• Given task:
Can you copy out the data exactly? Leave the images out.

• Supplied material:
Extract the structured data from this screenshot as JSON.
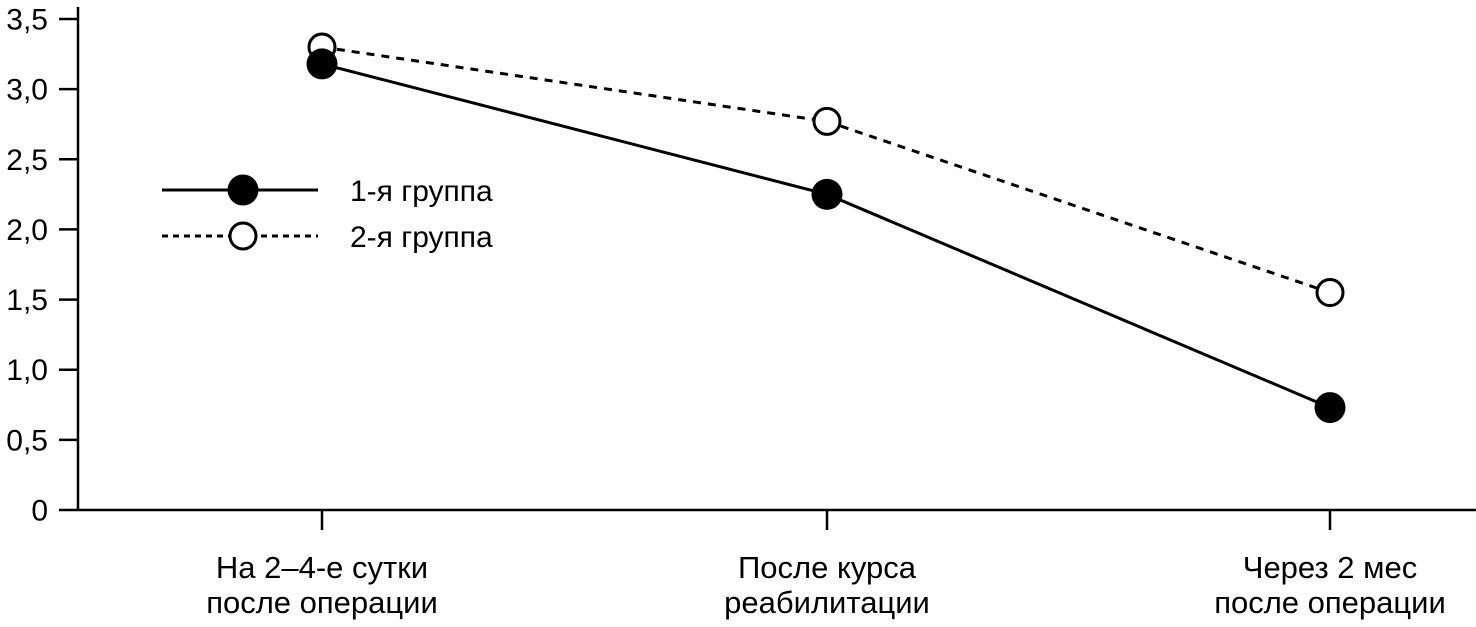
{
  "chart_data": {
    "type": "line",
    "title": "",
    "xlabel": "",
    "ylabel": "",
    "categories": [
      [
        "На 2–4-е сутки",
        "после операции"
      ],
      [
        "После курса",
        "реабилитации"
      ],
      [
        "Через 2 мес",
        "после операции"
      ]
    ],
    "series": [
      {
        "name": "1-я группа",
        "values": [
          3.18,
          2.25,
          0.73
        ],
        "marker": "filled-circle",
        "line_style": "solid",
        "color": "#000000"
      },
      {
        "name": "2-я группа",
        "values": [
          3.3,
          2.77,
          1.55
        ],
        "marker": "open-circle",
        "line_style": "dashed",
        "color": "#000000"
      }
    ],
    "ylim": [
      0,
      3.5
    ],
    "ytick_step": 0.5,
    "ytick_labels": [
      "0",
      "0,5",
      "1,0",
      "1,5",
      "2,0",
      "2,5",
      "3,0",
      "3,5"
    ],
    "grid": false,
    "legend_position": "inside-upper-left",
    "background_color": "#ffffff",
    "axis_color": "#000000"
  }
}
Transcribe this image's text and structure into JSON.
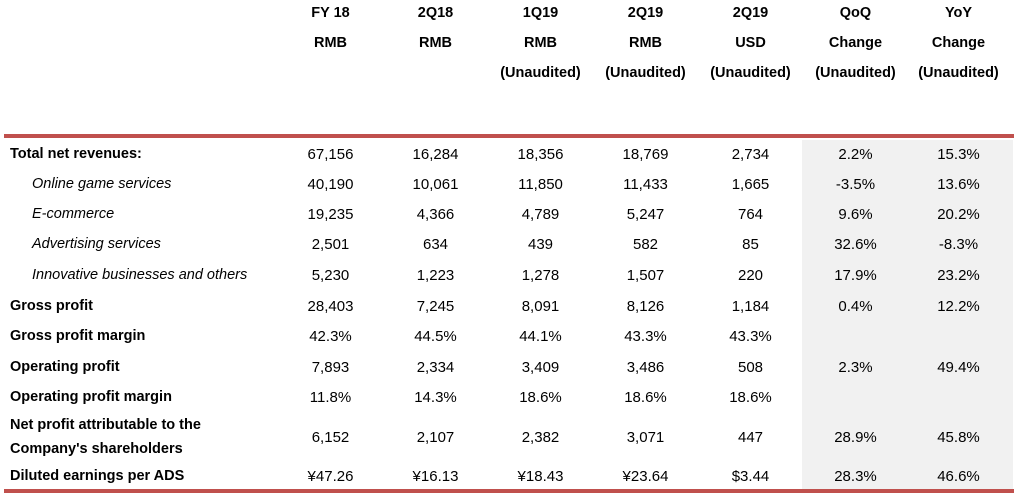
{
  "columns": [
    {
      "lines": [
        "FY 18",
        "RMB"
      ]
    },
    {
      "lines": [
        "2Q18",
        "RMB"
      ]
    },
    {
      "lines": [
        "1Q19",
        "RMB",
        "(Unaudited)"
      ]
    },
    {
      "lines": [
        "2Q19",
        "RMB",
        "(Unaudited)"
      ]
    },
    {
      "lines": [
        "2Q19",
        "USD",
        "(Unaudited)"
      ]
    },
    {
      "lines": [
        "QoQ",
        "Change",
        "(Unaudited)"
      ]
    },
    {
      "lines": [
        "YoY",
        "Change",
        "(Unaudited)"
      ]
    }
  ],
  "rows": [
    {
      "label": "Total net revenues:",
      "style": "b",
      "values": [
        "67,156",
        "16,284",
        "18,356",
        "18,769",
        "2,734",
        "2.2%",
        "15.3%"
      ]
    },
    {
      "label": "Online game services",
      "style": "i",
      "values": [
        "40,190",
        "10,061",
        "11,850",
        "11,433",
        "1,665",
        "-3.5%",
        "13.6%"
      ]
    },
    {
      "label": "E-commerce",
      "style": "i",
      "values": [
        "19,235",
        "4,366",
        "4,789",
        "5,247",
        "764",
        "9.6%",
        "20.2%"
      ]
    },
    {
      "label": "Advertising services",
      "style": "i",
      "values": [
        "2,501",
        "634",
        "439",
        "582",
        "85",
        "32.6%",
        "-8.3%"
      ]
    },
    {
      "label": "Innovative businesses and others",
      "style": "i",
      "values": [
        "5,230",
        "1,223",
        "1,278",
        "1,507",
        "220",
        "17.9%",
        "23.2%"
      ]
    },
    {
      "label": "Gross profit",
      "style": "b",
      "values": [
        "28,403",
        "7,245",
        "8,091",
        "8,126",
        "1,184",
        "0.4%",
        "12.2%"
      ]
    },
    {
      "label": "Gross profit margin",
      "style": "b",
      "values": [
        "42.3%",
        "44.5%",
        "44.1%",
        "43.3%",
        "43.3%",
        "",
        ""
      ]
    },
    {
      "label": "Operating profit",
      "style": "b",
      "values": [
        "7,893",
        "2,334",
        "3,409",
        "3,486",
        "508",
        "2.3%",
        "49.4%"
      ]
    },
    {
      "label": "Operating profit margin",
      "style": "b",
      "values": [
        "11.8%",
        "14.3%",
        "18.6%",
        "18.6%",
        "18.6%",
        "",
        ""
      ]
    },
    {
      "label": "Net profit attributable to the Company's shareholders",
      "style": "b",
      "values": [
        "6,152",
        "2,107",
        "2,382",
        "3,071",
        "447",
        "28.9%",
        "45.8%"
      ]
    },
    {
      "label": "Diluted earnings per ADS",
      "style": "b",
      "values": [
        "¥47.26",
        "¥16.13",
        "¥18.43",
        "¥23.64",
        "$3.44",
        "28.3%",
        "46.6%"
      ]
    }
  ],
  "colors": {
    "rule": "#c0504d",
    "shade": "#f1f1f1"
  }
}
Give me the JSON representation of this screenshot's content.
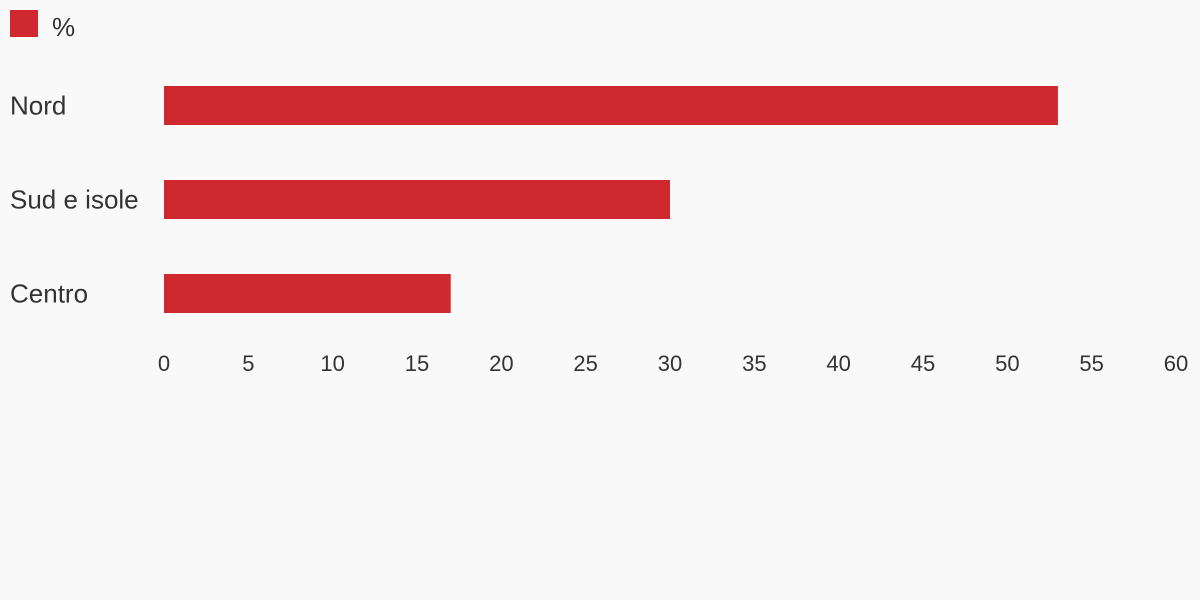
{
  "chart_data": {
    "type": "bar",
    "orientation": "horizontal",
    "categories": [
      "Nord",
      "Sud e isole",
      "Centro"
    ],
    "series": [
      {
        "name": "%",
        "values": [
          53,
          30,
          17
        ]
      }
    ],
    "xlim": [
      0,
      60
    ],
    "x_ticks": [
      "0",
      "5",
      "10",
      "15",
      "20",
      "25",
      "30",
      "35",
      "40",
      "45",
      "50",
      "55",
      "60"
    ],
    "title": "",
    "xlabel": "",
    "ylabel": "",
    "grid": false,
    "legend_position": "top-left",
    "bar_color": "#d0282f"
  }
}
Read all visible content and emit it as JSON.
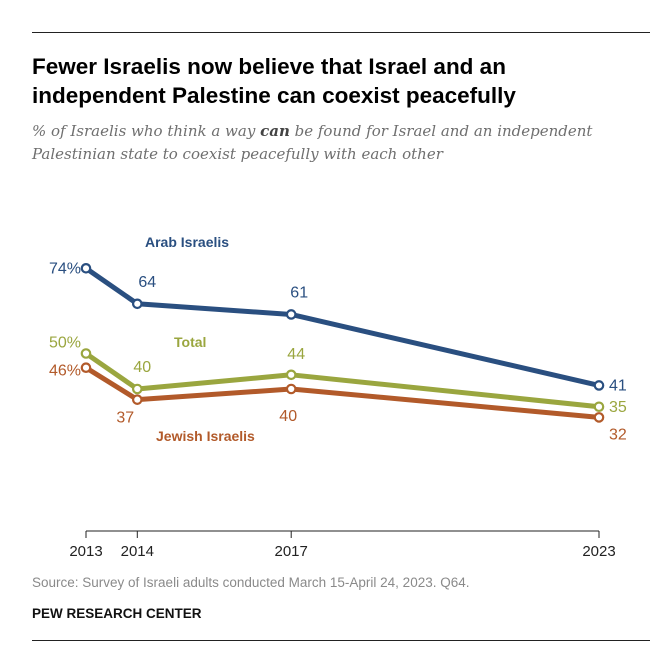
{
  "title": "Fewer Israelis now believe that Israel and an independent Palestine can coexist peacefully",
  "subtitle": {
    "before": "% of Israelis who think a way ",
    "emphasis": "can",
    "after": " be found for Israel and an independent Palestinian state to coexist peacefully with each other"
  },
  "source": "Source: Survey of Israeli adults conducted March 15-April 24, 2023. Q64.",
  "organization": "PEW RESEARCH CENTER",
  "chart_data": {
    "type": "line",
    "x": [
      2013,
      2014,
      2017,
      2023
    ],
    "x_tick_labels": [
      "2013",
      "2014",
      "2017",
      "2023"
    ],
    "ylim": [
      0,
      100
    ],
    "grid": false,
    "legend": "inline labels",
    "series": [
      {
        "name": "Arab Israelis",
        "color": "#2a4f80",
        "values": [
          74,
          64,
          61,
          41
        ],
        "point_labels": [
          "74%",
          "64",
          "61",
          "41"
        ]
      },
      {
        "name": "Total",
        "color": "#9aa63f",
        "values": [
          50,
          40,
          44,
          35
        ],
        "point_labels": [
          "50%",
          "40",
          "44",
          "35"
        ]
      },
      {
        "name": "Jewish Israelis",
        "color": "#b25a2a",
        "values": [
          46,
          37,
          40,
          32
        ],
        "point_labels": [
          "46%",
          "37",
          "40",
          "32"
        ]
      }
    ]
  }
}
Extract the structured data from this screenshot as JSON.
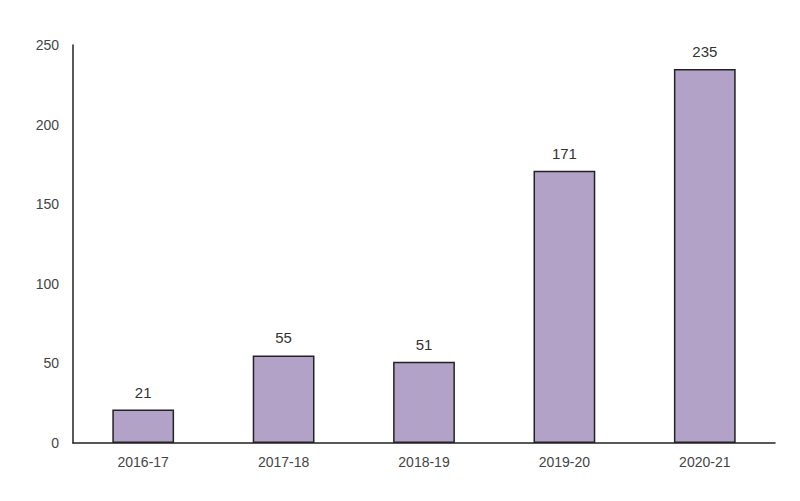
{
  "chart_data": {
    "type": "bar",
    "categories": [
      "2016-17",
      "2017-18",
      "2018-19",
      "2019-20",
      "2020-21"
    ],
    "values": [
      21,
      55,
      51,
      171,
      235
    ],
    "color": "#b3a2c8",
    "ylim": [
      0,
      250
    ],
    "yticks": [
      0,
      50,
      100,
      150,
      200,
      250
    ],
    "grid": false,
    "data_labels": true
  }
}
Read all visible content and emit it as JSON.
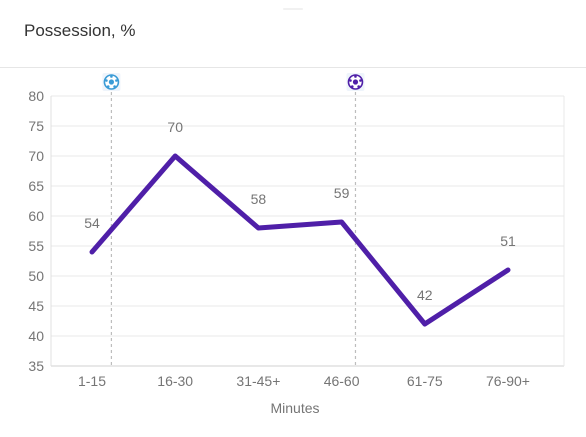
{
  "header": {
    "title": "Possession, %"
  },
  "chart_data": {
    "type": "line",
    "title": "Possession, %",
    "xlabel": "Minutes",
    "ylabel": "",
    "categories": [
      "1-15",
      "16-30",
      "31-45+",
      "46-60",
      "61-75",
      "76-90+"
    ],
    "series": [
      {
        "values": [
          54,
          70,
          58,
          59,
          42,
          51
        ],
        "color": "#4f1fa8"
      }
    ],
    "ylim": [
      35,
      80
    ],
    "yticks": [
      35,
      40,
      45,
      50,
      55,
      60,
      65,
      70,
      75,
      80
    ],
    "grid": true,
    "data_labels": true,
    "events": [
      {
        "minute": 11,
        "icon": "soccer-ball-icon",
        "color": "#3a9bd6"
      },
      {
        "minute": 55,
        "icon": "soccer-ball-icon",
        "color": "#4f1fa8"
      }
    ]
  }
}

• Result of the exercise:
Extract the structured data from this screenshot as JSON.
{
  "chart_data": {
    "type": "line",
    "title": "",
    "xlabel": "",
    "ylabel": "",
    "categories": [
      [
        "На 2–4-е сутки",
        "после операции"
      ],
      [
        "После курса",
        "реабилитации"
      ],
      [
        "Через 2 мес",
        "после операции"
      ]
    ],
    "series": [
      {
        "name": "1-я группа",
        "values": [
          3.18,
          2.25,
          0.73
        ],
        "marker": "filled-circle",
        "line_style": "solid",
        "color": "#000000"
      },
      {
        "name": "2-я группа",
        "values": [
          3.3,
          2.77,
          1.55
        ],
        "marker": "open-circle",
        "line_style": "dashed",
        "color": "#000000"
      }
    ],
    "ylim": [
      0,
      3.5
    ],
    "ytick_step": 0.5,
    "ytick_labels": [
      "0",
      "0,5",
      "1,0",
      "1,5",
      "2,0",
      "2,5",
      "3,0",
      "3,5"
    ],
    "grid": false,
    "legend_position": "inside-upper-left",
    "background_color": "#ffffff",
    "axis_color": "#000000"
  }
}
Transcribe this image's text and structure into JSON.
{
  "columns": [
    {
      "lines": [
        "FY 18",
        "RMB"
      ]
    },
    {
      "lines": [
        "2Q18",
        "RMB"
      ]
    },
    {
      "lines": [
        "1Q19",
        "RMB",
        "(Unaudited)"
      ]
    },
    {
      "lines": [
        "2Q19",
        "RMB",
        "(Unaudited)"
      ]
    },
    {
      "lines": [
        "2Q19",
        "USD",
        "(Unaudited)"
      ]
    },
    {
      "lines": [
        "QoQ",
        "Change",
        "(Unaudited)"
      ]
    },
    {
      "lines": [
        "YoY",
        "Change",
        "(Unaudited)"
      ]
    }
  ],
  "rows": [
    {
      "label": "Total net revenues:",
      "style": "b",
      "values": [
        "67,156",
        "16,284",
        "18,356",
        "18,769",
        "2,734",
        "2.2%",
        "15.3%"
      ]
    },
    {
      "label": "Online game services",
      "style": "i",
      "values": [
        "40,190",
        "10,061",
        "11,850",
        "11,433",
        "1,665",
        "-3.5%",
        "13.6%"
      ]
    },
    {
      "label": "E-commerce",
      "style": "i",
      "values": [
        "19,235",
        "4,366",
        "4,789",
        "5,247",
        "764",
        "9.6%",
        "20.2%"
      ]
    },
    {
      "label": "Advertising services",
      "style": "i",
      "values": [
        "2,501",
        "634",
        "439",
        "582",
        "85",
        "32.6%",
        "-8.3%"
      ]
    },
    {
      "label": "Innovative businesses and others",
      "style": "i",
      "values": [
        "5,230",
        "1,223",
        "1,278",
        "1,507",
        "220",
        "17.9%",
        "23.2%"
      ]
    },
    {
      "label": "Gross profit",
      "style": "b",
      "values": [
        "28,403",
        "7,245",
        "8,091",
        "8,126",
        "1,184",
        "0.4%",
        "12.2%"
      ]
    },
    {
      "label": "Gross profit margin",
      "style": "b",
      "values": [
        "42.3%",
        "44.5%",
        "44.1%",
        "43.3%",
        "43.3%",
        "",
        ""
      ]
    },
    {
      "label": "Operating profit",
      "style": "b",
      "values": [
        "7,893",
        "2,334",
        "3,409",
        "3,486",
        "508",
        "2.3%",
        "49.4%"
      ]
    },
    {
      "label": "Operating profit margin",
      "style": "b",
      "values": [
        "11.8%",
        "14.3%",
        "18.6%",
        "18.6%",
        "18.6%",
        "",
        ""
      ]
    },
    {
      "label": "Net profit attributable to the Company's shareholders",
      "style": "b",
      "values": [
        "6,152",
        "2,107",
        "2,382",
        "3,071",
        "447",
        "28.9%",
        "45.8%"
      ]
    },
    {
      "label": "Diluted earnings per ADS",
      "style": "b",
      "values": [
        "¥47.26",
        "¥16.13",
        "¥18.43",
        "¥23.64",
        "$3.44",
        "28.3%",
        "46.6%"
      ]
    }
  ],
  "colors": {
    "rule": "#c0504d",
    "shade": "#f1f1f1"
  }
}
Give me the JSON representation of this screenshot's content.
{
  "chart_data": {
    "type": "bar",
    "orientation": "horizontal",
    "categories": [
      "Nord",
      "Sud e isole",
      "Centro"
    ],
    "series": [
      {
        "name": "%",
        "values": [
          53,
          30,
          17
        ]
      }
    ],
    "xlim": [
      0,
      60
    ],
    "x_ticks": [
      "0",
      "5",
      "10",
      "15",
      "20",
      "25",
      "30",
      "35",
      "40",
      "45",
      "50",
      "55",
      "60"
    ],
    "title": "",
    "xlabel": "",
    "ylabel": "",
    "grid": false,
    "legend_position": "top-left",
    "bar_color": "#d0282f"
  }
}
Read all visible content and emit it as JSON.
{
  "title": "Fewer Israelis now believe that Israel and an independent Palestine can coexist peacefully",
  "subtitle": {
    "before": "% of Israelis who think a way ",
    "emphasis": "can",
    "after": " be found for Israel and an independent Palestinian state to coexist peacefully with each other"
  },
  "source": "Source: Survey of Israeli adults conducted March 15-April 24, 2023. Q64.",
  "organization": "PEW RESEARCH CENTER",
  "chart_data": {
    "type": "line",
    "x": [
      2013,
      2014,
      2017,
      2023
    ],
    "x_tick_labels": [
      "2013",
      "2014",
      "2017",
      "2023"
    ],
    "ylim": [
      0,
      100
    ],
    "grid": false,
    "legend": "inline labels",
    "series": [
      {
        "name": "Arab Israelis",
        "color": "#2a4f80",
        "values": [
          74,
          64,
          61,
          41
        ],
        "point_labels": [
          "74%",
          "64",
          "61",
          "41"
        ]
      },
      {
        "name": "Total",
        "color": "#9aa63f",
        "values": [
          50,
          40,
          44,
          35
        ],
        "point_labels": [
          "50%",
          "40",
          "44",
          "35"
        ]
      },
      {
        "name": "Jewish Israelis",
        "color": "#b25a2a",
        "values": [
          46,
          37,
          40,
          32
        ],
        "point_labels": [
          "46%",
          "37",
          "40",
          "32"
        ]
      }
    ]
  }
}
Extract the structured data from this screenshot as JSON.
{
  "chart_data": {
    "type": "bar",
    "categories": [
      "2016-17",
      "2017-18",
      "2018-19",
      "2019-20",
      "2020-21"
    ],
    "values": [
      21,
      55,
      51,
      171,
      235
    ],
    "color": "#b3a2c8",
    "ylim": [
      0,
      250
    ],
    "yticks": [
      0,
      50,
      100,
      150,
      200,
      250
    ],
    "grid": false,
    "data_labels": true
  }
}
Read all visible content and emit it as JSON.
{
  "header": {
    "title": "Possession, %"
  },
  "chart_data": {
    "type": "line",
    "title": "Possession, %",
    "xlabel": "Minutes",
    "ylabel": "",
    "categories": [
      "1-15",
      "16-30",
      "31-45+",
      "46-60",
      "61-75",
      "76-90+"
    ],
    "series": [
      {
        "values": [
          54,
          70,
          58,
          59,
          42,
          51
        ],
        "color": "#4f1fa8"
      }
    ],
    "ylim": [
      35,
      80
    ],
    "yticks": [
      35,
      40,
      45,
      50,
      55,
      60,
      65,
      70,
      75,
      80
    ],
    "grid": true,
    "data_labels": true,
    "events": [
      {
        "minute": 11,
        "icon": "soccer-ball-icon",
        "color": "#3a9bd6"
      },
      {
        "minute": 55,
        "icon": "soccer-ball-icon",
        "color": "#4f1fa8"
      }
    ]
  }
}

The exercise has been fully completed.